Tell how many lines contain the word "this". Reply with the number only.

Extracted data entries

· · · ·

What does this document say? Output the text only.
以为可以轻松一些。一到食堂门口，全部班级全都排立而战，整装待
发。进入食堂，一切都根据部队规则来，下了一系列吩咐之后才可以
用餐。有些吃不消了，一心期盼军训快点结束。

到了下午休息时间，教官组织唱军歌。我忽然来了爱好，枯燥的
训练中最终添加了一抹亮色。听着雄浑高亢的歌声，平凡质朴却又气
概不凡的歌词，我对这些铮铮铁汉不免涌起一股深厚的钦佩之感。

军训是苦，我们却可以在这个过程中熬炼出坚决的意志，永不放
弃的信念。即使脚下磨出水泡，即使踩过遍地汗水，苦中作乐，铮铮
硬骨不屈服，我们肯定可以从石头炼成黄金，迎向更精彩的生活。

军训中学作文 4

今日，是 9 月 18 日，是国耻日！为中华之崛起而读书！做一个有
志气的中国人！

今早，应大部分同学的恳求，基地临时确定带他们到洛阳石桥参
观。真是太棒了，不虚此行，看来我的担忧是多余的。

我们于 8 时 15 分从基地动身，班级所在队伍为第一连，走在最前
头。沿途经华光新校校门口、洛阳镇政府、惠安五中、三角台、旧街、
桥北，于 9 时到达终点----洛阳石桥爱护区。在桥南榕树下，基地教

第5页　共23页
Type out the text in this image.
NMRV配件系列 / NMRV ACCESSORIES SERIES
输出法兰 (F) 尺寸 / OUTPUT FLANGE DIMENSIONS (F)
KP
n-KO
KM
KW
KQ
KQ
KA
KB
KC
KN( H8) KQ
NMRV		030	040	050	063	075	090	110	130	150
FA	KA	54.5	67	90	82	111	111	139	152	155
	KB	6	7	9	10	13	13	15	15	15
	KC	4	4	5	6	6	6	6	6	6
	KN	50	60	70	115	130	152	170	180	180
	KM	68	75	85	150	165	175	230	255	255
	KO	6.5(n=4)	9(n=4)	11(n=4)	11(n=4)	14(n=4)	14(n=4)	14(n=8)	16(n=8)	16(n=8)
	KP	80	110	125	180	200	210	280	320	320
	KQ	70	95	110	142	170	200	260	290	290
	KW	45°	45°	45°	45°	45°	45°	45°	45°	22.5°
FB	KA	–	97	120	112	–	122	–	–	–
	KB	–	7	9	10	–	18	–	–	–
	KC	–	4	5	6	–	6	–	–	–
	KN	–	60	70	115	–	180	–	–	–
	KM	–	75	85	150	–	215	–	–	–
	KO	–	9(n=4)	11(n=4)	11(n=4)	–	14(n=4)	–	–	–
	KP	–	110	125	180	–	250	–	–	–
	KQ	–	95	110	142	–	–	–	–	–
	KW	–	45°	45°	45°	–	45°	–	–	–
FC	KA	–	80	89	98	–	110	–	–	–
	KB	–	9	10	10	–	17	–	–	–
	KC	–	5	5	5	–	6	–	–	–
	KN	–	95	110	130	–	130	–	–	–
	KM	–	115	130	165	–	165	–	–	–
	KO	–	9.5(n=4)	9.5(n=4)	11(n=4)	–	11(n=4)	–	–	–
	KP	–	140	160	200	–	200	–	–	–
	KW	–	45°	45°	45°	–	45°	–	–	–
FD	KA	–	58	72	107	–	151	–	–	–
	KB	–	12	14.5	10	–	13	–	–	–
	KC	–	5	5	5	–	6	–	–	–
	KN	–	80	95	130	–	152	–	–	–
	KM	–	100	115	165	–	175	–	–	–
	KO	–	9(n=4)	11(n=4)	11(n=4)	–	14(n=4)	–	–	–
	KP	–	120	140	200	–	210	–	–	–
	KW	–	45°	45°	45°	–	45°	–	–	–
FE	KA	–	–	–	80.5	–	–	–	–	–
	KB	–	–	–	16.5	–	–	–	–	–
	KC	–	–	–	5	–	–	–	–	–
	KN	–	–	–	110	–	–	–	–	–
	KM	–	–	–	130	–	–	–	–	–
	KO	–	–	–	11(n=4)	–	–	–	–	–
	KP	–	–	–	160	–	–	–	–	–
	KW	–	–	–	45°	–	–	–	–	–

· · · ·

# Task output
2